#### GOAL
Each line containing the word "JSON" needs to be copied.

#### MATERIAL FOR THIS EXERCISE
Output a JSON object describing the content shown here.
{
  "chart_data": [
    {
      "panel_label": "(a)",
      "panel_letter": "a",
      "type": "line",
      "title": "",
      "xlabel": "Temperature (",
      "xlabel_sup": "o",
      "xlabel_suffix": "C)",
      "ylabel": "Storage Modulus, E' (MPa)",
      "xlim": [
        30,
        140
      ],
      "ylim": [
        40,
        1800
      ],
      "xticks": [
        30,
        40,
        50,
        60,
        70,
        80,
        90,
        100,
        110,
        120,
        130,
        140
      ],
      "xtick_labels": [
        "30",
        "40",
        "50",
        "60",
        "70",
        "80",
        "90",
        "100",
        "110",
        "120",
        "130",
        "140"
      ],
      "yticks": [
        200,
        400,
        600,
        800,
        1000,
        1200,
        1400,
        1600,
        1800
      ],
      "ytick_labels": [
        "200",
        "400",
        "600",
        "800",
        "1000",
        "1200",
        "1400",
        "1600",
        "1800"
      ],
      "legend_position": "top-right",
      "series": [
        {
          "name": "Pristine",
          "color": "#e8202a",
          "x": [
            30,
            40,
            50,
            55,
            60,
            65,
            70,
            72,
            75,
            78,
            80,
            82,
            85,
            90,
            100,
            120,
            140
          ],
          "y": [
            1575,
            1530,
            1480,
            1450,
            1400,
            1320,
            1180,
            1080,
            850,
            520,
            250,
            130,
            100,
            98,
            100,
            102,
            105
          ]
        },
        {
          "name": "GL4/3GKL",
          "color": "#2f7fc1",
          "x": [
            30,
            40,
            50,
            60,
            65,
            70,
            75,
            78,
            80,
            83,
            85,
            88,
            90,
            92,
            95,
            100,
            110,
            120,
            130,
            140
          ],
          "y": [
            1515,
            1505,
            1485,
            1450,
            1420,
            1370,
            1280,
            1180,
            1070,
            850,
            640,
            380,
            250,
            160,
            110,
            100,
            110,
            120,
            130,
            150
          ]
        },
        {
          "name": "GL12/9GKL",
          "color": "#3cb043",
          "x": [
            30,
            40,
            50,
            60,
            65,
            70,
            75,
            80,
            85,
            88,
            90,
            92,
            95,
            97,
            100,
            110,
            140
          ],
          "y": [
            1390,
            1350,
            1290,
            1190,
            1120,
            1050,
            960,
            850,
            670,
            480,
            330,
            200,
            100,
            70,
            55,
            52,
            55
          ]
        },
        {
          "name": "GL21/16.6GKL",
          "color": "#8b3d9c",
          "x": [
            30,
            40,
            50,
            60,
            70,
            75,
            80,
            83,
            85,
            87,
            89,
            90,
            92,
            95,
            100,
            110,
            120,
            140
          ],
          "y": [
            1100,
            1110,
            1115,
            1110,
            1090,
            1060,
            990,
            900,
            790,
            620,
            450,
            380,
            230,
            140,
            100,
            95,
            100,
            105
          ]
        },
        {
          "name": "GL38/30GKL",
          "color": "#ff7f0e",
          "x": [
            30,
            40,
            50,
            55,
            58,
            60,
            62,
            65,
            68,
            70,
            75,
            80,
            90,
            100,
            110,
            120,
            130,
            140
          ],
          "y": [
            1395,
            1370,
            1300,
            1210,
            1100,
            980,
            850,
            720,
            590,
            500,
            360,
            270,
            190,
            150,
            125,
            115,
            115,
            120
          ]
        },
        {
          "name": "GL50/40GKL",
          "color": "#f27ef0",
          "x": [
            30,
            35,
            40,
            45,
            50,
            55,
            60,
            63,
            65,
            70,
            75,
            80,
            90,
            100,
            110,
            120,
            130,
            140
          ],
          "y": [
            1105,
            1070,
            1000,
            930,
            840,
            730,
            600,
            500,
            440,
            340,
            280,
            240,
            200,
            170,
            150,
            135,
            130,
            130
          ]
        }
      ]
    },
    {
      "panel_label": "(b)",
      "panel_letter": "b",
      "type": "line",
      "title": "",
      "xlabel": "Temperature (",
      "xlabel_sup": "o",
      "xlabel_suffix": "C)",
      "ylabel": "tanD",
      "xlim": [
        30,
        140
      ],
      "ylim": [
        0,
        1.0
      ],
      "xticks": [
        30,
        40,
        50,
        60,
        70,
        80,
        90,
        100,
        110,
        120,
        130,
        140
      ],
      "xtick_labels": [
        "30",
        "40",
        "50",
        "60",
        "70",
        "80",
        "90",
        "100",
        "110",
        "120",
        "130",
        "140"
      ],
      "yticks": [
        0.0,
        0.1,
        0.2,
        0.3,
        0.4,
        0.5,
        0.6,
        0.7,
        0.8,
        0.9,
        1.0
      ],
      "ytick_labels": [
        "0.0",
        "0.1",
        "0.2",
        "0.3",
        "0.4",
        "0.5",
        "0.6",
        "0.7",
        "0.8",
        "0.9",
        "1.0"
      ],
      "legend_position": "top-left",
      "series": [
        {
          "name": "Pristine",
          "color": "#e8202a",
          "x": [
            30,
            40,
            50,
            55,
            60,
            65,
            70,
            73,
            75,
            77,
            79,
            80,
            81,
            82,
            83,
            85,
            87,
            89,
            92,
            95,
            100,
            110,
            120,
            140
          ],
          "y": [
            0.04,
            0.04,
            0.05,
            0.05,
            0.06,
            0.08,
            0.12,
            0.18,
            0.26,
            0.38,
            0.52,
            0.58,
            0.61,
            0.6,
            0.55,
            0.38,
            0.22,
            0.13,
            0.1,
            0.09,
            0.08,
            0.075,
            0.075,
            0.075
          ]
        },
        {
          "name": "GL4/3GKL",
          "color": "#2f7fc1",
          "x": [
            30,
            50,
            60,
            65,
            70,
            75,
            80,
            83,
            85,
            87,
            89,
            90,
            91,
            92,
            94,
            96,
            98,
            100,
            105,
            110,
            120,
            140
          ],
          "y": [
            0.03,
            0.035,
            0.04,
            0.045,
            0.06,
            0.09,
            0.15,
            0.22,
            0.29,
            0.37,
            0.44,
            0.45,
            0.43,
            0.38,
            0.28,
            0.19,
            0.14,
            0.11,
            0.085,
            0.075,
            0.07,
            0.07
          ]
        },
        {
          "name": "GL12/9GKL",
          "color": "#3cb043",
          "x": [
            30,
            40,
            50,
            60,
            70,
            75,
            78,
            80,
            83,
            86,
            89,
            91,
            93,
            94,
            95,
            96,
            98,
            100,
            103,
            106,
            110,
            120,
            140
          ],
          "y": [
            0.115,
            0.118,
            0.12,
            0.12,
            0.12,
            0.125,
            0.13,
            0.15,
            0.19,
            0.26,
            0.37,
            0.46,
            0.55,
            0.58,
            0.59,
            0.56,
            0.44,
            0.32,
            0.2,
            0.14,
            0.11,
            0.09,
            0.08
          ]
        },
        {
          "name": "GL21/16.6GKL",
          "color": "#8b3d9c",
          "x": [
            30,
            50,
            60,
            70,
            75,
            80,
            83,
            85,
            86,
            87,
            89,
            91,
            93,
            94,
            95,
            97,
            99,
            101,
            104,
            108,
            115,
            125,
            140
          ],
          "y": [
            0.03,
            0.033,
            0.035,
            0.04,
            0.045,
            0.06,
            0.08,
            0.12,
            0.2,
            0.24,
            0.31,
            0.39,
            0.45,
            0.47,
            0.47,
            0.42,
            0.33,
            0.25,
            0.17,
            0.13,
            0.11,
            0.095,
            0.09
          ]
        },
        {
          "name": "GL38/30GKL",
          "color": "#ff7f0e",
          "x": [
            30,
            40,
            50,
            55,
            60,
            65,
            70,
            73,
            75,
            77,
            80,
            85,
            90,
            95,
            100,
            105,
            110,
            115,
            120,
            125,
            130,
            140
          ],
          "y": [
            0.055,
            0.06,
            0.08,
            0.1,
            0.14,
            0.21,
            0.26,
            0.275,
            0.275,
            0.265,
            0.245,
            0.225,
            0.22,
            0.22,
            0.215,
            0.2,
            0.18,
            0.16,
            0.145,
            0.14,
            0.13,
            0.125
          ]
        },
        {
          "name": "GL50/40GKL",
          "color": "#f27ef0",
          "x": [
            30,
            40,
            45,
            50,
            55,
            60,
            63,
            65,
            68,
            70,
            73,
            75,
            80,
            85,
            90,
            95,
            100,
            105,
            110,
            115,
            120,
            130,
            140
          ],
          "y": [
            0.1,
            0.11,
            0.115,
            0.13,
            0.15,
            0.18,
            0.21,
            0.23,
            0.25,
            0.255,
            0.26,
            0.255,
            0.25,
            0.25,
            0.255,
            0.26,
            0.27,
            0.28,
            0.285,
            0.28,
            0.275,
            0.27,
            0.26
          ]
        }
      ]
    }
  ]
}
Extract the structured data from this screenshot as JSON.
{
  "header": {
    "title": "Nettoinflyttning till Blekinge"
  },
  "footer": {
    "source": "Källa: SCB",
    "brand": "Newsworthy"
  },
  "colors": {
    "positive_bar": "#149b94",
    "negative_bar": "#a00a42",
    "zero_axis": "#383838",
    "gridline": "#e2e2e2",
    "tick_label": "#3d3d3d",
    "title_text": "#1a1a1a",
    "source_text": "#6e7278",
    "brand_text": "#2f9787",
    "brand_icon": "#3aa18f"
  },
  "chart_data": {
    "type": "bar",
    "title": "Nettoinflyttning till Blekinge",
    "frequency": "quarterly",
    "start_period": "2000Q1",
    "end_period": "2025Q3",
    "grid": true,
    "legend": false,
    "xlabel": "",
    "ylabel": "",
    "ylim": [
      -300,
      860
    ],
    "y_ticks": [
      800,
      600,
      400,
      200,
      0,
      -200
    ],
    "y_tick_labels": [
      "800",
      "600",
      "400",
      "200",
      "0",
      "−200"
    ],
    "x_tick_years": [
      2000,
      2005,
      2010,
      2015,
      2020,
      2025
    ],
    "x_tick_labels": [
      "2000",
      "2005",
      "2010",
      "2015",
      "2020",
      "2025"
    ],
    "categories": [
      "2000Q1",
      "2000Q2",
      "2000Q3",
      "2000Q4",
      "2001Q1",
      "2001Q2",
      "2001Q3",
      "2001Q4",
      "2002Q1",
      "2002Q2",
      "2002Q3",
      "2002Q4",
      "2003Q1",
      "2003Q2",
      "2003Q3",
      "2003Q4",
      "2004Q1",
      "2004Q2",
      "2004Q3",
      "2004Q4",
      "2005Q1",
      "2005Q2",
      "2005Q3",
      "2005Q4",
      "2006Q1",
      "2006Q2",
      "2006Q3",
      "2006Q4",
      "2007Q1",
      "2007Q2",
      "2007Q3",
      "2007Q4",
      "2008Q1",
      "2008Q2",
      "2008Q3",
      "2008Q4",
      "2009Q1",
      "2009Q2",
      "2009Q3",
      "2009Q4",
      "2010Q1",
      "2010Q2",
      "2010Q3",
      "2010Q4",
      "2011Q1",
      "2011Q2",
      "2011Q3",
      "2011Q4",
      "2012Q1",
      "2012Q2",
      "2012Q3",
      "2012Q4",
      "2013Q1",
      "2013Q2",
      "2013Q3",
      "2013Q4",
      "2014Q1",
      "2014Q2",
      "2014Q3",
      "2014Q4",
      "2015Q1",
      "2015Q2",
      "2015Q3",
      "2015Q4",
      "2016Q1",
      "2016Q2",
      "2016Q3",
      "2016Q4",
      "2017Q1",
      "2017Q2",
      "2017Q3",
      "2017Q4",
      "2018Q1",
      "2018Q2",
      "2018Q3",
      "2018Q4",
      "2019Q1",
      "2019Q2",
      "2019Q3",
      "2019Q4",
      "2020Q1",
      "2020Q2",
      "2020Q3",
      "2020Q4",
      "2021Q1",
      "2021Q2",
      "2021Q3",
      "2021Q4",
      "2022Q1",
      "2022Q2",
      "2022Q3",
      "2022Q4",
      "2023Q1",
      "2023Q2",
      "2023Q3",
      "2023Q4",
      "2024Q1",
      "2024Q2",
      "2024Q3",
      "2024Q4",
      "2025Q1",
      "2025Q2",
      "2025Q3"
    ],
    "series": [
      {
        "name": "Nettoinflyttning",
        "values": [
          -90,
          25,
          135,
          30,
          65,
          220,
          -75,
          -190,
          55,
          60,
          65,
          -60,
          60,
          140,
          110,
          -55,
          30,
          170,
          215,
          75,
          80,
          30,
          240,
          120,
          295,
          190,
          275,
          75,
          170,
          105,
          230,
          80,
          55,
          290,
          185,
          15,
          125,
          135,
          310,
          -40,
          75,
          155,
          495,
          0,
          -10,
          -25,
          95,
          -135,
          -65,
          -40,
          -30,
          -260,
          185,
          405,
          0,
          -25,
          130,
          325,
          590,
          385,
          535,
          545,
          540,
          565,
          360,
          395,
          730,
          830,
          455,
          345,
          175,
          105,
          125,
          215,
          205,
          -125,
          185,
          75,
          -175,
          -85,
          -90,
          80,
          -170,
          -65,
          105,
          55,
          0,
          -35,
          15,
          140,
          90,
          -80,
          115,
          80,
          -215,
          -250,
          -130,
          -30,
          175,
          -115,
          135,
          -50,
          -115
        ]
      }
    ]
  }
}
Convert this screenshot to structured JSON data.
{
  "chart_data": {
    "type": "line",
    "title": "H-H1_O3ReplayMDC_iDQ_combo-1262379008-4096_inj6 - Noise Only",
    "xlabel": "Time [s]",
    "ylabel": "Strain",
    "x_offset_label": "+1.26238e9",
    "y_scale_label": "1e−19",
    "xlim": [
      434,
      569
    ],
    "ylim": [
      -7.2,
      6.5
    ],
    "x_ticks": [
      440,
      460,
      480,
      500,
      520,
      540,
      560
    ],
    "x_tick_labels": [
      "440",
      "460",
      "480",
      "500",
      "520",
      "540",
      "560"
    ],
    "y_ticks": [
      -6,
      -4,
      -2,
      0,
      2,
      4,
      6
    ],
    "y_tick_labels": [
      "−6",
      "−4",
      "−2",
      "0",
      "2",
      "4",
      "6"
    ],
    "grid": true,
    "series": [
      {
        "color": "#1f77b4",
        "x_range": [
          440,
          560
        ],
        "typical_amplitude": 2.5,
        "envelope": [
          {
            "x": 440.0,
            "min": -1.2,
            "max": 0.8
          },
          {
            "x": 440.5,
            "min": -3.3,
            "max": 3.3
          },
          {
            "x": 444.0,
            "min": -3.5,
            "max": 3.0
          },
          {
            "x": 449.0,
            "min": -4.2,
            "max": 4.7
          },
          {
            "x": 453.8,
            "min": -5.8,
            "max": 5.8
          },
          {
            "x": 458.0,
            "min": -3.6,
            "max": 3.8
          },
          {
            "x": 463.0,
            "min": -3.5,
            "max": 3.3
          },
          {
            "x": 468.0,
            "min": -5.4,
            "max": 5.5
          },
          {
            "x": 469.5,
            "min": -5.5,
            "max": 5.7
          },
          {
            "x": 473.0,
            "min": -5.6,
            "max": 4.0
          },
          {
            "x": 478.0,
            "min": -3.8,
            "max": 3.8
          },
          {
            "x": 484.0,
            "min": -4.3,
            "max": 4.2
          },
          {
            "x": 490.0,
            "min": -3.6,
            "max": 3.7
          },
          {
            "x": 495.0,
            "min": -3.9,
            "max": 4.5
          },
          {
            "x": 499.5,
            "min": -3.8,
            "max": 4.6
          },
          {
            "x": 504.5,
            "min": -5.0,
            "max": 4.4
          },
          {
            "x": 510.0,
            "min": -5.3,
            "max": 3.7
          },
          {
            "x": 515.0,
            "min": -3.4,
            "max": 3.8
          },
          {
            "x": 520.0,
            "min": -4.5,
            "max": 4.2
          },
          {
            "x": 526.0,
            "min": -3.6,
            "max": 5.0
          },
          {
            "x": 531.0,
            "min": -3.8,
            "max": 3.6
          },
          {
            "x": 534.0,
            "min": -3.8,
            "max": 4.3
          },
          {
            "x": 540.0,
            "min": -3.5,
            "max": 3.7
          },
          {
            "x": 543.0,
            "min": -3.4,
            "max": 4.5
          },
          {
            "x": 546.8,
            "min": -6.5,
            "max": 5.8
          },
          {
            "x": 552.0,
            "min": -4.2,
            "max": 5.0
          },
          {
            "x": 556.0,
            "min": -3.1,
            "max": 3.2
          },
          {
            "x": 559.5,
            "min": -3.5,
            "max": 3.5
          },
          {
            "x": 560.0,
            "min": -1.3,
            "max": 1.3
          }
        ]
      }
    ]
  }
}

#### OUTPUT OF THE TASK
Output a JSON object describing the content shown here.
Extract the structured data from this screenshot as JSON.
Convert this screenshot to structured JSON data.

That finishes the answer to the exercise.